**What you are asked to do:** Write out each of the rows below exactly as they appear, with no changes.

══ Supplied material ══

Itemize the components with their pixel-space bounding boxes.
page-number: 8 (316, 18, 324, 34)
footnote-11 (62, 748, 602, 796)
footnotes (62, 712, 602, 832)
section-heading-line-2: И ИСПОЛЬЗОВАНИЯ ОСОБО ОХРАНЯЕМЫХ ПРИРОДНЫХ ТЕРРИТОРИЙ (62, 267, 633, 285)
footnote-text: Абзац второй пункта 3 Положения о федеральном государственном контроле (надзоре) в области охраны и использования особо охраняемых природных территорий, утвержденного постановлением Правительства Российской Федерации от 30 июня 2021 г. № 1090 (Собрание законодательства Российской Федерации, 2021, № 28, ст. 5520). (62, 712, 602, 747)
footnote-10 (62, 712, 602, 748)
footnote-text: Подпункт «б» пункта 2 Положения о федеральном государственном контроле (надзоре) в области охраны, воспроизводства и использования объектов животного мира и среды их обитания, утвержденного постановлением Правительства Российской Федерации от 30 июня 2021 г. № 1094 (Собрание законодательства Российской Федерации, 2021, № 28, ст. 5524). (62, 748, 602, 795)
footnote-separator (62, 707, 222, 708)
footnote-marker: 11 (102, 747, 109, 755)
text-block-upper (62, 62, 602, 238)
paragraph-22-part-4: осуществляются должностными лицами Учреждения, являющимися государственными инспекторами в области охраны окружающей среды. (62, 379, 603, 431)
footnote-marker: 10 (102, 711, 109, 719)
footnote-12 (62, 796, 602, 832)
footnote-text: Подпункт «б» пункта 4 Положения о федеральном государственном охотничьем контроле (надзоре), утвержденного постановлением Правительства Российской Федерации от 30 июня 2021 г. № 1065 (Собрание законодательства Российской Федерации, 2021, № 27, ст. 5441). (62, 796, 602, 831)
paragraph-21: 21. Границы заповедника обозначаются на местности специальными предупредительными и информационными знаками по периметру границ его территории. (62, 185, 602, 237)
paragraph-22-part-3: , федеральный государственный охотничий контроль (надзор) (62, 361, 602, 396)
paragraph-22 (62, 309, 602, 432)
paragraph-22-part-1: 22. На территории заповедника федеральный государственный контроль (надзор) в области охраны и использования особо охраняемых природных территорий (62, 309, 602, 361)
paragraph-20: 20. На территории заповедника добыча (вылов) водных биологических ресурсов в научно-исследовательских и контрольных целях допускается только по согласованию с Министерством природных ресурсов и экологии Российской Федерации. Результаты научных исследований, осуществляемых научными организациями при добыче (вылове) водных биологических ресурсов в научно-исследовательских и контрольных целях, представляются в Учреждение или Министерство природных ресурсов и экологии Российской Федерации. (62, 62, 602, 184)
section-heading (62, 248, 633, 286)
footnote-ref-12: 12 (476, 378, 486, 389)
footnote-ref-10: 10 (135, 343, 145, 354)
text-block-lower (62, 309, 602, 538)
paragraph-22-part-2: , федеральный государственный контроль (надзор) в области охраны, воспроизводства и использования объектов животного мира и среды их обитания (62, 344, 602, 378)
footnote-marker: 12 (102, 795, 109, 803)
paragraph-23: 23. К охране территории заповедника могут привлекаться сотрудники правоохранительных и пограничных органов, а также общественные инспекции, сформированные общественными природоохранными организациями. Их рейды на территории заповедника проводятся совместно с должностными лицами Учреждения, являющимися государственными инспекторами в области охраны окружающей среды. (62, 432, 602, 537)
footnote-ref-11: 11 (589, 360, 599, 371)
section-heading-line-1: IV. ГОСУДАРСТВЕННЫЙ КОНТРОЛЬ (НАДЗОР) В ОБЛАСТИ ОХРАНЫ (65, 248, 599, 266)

═══

**Problem solution:**
Itemize the components with their pixel-space bounding boxes.
page-number: 8 (316, 18, 324, 34)
footnote-11 (62, 748, 602, 796)
footnotes (62, 712, 602, 832)
section-heading-line-2: И ИСПОЛЬЗОВАНИЯ ОСОБО ОХРАНЯЕМЫХ ПРИРОДНЫХ ТЕРРИТОРИЙ (62, 267, 633, 285)
footnote-text: Абзац второй пункта 3 Положения о федеральном государственном контроле (надзоре) в области охраны и использования особо охраняемых природных территорий, утвержденного постановлением Правительства Российской Федерации от 30 июня 2021 г. № 1090 (Собрание законодательства Российской Федерации, 2021, № 28, ст. 5520). (62, 712, 602, 747)
footnote-10 (62, 712, 602, 748)
footnote-text: Подпункт «б» пункта 2 Положения о федеральном государственном контроле (надзоре) в области охраны, воспроизводства и использования объектов животного мира и среды их обитания, утвержденного постановлением Правительства Российской Федерации от 30 июня 2021 г. № 1094 (Собрание законодательства Российской Федерации, 2021, № 28, ст. 5524). (62, 748, 602, 795)
footnote-separator (62, 707, 222, 708)
footnote-marker: 11 (102, 747, 109, 755)
text-block-upper (62, 62, 602, 238)
paragraph-22-part-4: осуществляются должностными лицами Учреждения, являющимися государственными инспекторами в области охраны окружающей среды. (62, 379, 603, 431)
footnote-marker: 10 (102, 711, 109, 719)
footnote-12 (62, 796, 602, 832)
footnote-text: Подпункт «б» пункта 4 Положения о федеральном государственном охотничьем контроле (надзоре), утвержденного постановлением Правительства Российской Федерации от 30 июня 2021 г. № 1065 (Собрание законодательства Российской Федерации, 2021, № 27, ст. 5441). (62, 796, 602, 831)
paragraph-21: 21. Границы заповедника обозначаются на местности специальными предупредительными и информационными знаками по периметру границ его территории. (62, 185, 602, 237)
paragraph-22-part-3: , федеральный государственный охотничий контроль (надзор) (62, 361, 602, 396)
paragraph-22 (62, 309, 602, 432)
paragraph-22-part-1: 22. На территории заповедника федеральный государственный контроль (надзор) в области охраны и использования особо охраняемых природных территорий (62, 309, 602, 361)
paragraph-20: 20. На территории заповедника добыча (вылов) водных биологических ресурсов в научно-исследовательских и контрольных целях допускается только по согласованию с Министерством природных ресурсов и экологии Российской Федерации. Результаты научных исследований, осуществляемых научными организациями при добыче (вылове) водных биологических ресурсов в научно-исследовательских и контрольных целях, представляются в Учреждение или Министерство природных ресурсов и экологии Российской Федерации. (62, 62, 602, 184)
section-heading (62, 248, 633, 286)
footnote-ref-12: 12 (476, 378, 486, 389)
footnote-ref-10: 10 (135, 343, 145, 354)
text-block-lower (62, 309, 602, 538)
paragraph-22-part-2: , федеральный государственный контроль (надзор) в области охраны, воспроизводства и использования объектов животного мира и среды их обитания (62, 344, 602, 378)
footnote-marker: 12 (102, 795, 109, 803)
paragraph-23: 23. К охране территории заповедника могут привлекаться сотрудники правоохранительных и пограничных органов, а также общественные инспекции, сформированные общественными природоохранными организациями. Их рейды на территории заповедника проводятся совместно с должностными лицами Учреждения, являющимися государственными инспекторами в области охраны окружающей среды. (62, 432, 602, 537)
footnote-ref-11: 11 (589, 360, 599, 371)
section-heading-line-1: IV. ГОСУДАРСТВЕННЫЙ КОНТРОЛЬ (НАДЗОР) В ОБЛАСТИ ОХРАНЫ (65, 248, 599, 266)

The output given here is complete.